▶ **Given request**: Rename "legend-swatch" to "legend-marker" in the part of the listing that opens with its first line and closes with the line containing "y-tick-label: .5 — [27, 57, 46, 71]", and reproduce those lines with nothing else altered.

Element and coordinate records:
- - - -

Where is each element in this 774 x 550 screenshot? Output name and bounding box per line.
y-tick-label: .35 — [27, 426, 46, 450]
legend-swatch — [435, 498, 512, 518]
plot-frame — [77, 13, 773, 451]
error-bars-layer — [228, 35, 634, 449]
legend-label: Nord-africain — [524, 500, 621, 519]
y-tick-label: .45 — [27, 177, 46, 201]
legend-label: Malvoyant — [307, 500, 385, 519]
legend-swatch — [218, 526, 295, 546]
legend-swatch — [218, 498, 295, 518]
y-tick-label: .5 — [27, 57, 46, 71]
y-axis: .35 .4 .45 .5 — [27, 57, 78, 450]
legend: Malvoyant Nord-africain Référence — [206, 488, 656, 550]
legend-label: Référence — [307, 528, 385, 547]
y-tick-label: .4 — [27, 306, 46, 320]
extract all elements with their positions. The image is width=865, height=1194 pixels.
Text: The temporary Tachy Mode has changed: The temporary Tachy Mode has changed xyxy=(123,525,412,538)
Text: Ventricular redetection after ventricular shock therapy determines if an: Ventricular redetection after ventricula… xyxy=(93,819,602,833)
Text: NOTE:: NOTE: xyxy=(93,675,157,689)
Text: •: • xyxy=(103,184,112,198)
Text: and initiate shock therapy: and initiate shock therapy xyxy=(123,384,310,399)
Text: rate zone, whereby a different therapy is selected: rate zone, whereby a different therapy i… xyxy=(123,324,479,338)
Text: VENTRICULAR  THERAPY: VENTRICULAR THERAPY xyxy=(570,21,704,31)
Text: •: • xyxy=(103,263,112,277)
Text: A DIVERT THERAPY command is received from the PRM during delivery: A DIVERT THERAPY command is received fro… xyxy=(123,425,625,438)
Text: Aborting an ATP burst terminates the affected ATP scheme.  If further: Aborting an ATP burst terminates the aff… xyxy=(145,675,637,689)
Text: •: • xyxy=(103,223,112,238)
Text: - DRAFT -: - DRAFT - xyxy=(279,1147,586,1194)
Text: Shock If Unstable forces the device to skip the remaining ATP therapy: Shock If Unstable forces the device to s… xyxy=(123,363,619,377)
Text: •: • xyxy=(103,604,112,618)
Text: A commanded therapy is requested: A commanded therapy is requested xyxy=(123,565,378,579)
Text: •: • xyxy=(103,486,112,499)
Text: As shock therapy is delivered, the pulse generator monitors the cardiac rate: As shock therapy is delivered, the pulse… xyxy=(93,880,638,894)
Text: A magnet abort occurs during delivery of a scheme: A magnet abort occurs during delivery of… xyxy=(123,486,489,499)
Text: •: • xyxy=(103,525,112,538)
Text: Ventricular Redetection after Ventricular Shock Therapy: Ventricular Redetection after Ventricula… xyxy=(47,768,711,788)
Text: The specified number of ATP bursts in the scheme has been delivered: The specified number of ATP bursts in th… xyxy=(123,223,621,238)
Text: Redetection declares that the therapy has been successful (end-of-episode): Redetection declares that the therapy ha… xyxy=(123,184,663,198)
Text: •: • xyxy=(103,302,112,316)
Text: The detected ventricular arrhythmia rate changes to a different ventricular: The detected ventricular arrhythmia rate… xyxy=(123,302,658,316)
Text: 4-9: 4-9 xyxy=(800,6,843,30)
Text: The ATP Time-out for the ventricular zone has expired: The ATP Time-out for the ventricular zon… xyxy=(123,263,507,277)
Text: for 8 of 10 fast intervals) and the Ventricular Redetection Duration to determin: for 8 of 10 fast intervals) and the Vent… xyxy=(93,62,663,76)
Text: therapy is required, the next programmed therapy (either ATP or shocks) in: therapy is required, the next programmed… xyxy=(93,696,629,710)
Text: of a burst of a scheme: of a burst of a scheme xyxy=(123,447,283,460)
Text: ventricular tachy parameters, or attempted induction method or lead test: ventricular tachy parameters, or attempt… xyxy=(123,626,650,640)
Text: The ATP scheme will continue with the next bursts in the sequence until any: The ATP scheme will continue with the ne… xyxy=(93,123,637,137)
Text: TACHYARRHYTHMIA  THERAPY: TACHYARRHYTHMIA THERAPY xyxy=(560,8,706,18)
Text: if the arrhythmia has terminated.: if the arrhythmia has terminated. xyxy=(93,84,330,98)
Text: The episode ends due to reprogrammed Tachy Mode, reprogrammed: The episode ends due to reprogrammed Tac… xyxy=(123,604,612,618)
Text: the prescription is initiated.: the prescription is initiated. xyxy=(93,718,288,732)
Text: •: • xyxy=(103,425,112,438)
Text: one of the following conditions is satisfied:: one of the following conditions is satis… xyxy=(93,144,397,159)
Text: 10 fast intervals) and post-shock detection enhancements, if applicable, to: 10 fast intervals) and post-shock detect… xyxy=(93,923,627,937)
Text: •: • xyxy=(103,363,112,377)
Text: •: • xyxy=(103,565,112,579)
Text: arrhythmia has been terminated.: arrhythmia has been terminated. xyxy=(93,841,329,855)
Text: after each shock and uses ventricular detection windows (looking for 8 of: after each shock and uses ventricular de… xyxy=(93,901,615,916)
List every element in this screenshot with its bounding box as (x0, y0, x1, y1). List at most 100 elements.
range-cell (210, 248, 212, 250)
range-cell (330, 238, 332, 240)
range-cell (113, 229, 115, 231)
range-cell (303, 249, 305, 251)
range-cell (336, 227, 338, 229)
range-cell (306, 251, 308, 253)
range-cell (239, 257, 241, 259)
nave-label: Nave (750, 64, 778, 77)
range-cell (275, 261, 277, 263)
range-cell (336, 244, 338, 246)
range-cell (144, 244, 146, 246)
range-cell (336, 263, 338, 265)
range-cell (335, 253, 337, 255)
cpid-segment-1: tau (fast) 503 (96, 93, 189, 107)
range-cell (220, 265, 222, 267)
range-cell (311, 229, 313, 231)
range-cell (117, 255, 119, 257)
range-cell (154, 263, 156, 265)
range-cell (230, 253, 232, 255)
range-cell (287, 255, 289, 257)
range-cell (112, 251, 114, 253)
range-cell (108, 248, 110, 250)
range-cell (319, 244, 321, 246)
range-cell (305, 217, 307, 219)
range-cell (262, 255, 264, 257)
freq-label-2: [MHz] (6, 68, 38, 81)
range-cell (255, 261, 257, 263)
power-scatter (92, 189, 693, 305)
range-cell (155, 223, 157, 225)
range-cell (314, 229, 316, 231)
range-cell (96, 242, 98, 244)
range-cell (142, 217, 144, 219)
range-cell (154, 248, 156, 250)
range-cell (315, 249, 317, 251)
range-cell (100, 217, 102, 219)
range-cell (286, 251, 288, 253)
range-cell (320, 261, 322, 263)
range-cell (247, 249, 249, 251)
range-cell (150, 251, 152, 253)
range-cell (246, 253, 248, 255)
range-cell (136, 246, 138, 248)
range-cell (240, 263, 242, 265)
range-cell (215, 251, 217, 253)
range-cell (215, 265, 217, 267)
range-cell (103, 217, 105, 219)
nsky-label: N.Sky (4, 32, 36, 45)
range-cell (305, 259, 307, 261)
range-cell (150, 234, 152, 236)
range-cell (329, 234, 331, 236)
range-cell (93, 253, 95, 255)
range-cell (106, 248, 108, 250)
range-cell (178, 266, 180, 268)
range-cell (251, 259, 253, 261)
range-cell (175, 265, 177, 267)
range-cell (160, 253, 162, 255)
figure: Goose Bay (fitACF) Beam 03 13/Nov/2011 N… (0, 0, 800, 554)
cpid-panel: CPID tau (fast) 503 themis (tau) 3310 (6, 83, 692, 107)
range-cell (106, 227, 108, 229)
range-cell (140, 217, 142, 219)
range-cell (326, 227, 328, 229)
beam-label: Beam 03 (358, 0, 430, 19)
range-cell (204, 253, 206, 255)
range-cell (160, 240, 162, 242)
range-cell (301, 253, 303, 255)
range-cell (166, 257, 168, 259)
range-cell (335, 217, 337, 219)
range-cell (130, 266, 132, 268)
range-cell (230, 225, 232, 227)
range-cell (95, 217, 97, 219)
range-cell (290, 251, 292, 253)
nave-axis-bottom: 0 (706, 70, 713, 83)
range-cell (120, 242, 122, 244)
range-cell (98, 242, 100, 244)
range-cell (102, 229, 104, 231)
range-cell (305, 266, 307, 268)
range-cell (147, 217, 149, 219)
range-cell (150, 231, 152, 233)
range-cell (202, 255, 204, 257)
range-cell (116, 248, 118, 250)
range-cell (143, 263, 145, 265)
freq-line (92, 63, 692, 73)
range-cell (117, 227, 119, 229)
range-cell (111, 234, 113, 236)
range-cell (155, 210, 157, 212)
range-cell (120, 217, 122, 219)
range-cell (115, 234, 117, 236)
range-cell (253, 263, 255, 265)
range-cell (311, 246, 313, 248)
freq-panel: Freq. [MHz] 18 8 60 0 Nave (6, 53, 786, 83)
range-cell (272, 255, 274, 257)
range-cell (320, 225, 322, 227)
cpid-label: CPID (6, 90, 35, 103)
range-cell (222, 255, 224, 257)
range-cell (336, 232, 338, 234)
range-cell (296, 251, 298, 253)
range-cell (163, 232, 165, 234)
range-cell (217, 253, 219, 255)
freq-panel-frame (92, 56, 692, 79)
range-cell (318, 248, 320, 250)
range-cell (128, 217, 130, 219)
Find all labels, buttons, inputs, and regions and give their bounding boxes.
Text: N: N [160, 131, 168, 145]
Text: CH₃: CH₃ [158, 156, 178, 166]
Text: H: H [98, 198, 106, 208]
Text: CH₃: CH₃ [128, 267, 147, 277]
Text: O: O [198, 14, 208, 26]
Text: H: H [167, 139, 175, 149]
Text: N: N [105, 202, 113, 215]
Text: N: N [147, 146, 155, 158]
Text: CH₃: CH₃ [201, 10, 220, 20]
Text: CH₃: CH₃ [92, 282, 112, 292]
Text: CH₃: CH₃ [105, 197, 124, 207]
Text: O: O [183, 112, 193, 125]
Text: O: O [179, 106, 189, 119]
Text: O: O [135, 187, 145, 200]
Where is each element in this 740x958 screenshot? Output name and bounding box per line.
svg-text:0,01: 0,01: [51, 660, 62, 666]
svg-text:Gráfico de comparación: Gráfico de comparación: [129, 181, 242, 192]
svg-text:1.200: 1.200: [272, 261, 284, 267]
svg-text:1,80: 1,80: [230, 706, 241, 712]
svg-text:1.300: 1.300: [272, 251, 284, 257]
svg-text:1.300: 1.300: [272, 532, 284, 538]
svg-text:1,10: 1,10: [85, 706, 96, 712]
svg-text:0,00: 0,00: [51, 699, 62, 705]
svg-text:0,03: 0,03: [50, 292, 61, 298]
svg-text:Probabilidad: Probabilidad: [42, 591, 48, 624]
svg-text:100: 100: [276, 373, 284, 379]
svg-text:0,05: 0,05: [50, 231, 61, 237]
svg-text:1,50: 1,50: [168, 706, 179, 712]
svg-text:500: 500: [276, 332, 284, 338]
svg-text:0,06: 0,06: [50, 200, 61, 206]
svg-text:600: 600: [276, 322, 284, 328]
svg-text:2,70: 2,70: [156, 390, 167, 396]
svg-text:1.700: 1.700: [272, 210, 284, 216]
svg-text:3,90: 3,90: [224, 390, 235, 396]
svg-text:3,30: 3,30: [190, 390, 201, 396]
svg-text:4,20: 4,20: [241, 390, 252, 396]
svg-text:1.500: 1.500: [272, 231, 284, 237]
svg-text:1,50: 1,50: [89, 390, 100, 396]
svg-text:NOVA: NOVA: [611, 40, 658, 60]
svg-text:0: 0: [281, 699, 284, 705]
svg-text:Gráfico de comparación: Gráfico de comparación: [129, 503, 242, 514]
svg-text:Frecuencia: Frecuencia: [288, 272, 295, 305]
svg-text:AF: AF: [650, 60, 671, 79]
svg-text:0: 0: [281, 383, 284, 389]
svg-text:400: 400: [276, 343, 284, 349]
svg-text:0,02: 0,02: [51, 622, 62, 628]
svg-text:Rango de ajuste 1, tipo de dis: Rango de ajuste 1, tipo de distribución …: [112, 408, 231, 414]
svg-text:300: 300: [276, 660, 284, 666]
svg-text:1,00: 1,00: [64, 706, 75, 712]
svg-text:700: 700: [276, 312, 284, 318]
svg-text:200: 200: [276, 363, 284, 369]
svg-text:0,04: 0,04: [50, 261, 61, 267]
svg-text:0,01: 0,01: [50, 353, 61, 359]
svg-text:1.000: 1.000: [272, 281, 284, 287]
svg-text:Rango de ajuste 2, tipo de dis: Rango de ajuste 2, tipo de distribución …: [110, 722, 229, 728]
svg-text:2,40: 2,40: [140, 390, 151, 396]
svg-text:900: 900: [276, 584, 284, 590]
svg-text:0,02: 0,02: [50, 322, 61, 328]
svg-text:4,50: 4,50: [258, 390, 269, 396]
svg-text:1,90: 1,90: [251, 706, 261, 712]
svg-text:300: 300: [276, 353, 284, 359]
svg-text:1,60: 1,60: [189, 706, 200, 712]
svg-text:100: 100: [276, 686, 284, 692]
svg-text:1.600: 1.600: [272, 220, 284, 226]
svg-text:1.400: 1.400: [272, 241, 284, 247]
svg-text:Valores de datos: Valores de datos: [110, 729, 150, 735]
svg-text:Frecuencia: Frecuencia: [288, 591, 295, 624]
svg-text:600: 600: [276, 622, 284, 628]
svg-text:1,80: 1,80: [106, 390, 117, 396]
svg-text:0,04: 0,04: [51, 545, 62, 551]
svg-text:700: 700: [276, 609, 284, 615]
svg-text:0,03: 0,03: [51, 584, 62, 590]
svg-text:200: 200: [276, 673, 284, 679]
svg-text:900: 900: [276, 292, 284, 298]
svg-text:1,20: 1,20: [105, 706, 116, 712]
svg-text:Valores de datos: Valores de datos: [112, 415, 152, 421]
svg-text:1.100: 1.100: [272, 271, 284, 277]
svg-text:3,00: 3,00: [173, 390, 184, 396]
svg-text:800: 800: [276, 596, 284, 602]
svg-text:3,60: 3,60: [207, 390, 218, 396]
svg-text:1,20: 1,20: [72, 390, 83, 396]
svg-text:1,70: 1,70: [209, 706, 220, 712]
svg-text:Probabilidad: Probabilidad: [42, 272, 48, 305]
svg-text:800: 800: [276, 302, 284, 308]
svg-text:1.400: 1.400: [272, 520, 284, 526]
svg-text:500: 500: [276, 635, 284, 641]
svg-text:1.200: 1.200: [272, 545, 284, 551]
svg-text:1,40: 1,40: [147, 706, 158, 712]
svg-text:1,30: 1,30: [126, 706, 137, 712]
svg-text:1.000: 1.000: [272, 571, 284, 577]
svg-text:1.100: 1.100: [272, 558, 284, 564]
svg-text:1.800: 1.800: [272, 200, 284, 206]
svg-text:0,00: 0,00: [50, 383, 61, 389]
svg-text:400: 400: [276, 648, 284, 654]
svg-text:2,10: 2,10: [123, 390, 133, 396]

- - - -

▶ **Expected answer**:
Where is each element in this 774 x 550 screenshot? Output name and bounding box per line.
y-tick-label: .35 — [27, 426, 46, 450]
legend-marker — [435, 498, 512, 518]
plot-frame — [77, 13, 773, 451]
error-bars-layer — [228, 35, 634, 449]
legend-label: Nord-africain — [524, 500, 621, 519]
y-tick-label: .45 — [27, 177, 46, 201]
legend-label: Malvoyant — [307, 500, 385, 519]
legend-marker — [218, 526, 295, 546]
legend-marker — [218, 498, 295, 518]
y-tick-label: .5 — [27, 57, 46, 71]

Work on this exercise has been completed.